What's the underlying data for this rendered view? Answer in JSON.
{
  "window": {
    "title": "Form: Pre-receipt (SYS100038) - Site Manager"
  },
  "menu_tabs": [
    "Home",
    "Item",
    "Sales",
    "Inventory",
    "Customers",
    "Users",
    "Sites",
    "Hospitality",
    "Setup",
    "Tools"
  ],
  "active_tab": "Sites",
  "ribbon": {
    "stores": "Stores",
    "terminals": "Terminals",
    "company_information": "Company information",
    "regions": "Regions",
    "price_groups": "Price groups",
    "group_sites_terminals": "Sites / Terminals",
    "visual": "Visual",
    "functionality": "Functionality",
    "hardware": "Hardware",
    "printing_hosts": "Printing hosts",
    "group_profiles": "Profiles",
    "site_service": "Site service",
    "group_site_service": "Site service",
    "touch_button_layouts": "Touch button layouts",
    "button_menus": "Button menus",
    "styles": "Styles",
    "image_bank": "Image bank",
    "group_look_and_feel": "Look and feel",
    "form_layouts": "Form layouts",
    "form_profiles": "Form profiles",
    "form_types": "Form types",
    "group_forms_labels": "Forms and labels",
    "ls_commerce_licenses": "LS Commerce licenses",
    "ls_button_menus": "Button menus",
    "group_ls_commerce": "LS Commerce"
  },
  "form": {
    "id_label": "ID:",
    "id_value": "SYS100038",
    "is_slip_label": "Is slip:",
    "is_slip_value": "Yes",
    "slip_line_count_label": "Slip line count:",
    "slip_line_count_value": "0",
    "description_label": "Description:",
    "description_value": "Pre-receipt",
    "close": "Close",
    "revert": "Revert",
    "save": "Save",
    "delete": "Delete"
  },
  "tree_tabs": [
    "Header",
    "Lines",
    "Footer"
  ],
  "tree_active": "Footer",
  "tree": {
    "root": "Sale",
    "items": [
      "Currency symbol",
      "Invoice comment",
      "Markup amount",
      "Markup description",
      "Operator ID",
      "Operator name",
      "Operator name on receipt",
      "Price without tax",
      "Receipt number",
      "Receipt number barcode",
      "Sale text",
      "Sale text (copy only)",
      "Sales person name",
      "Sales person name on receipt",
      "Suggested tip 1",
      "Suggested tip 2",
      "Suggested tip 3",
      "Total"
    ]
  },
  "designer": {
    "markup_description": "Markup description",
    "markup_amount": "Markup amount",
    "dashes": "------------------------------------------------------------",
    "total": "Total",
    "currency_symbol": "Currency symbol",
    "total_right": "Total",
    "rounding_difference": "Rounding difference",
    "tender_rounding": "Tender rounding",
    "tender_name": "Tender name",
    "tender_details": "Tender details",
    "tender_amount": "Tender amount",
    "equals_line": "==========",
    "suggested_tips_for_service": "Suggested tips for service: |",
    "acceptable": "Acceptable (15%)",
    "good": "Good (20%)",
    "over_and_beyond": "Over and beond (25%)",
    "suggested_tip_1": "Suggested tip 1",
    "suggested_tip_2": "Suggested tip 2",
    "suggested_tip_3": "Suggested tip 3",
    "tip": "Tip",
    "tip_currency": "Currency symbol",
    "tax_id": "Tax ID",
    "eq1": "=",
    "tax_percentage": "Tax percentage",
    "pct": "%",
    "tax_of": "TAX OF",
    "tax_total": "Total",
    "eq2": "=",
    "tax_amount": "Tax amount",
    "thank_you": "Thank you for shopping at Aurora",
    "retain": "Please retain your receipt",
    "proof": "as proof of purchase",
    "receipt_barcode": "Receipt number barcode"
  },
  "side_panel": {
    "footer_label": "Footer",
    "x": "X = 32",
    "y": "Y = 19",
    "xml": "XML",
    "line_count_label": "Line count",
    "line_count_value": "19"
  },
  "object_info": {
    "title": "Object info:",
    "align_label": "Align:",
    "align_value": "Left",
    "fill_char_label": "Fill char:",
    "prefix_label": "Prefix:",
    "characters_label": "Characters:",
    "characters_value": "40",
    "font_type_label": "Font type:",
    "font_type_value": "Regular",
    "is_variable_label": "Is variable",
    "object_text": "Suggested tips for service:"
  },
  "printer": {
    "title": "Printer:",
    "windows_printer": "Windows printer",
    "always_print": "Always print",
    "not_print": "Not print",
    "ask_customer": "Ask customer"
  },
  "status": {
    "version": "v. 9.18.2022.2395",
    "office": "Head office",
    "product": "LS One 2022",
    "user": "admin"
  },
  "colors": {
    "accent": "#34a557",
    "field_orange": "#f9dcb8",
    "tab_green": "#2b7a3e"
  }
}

··········

--- Task to carry out ---
Show every line in the entries where the string "name" occurs.

--- Task result ---
      "Operator name",
      "Operator name on receipt",
      "Sales person name",
      "Sales person name on receipt",
    "tender_name": "Tender name",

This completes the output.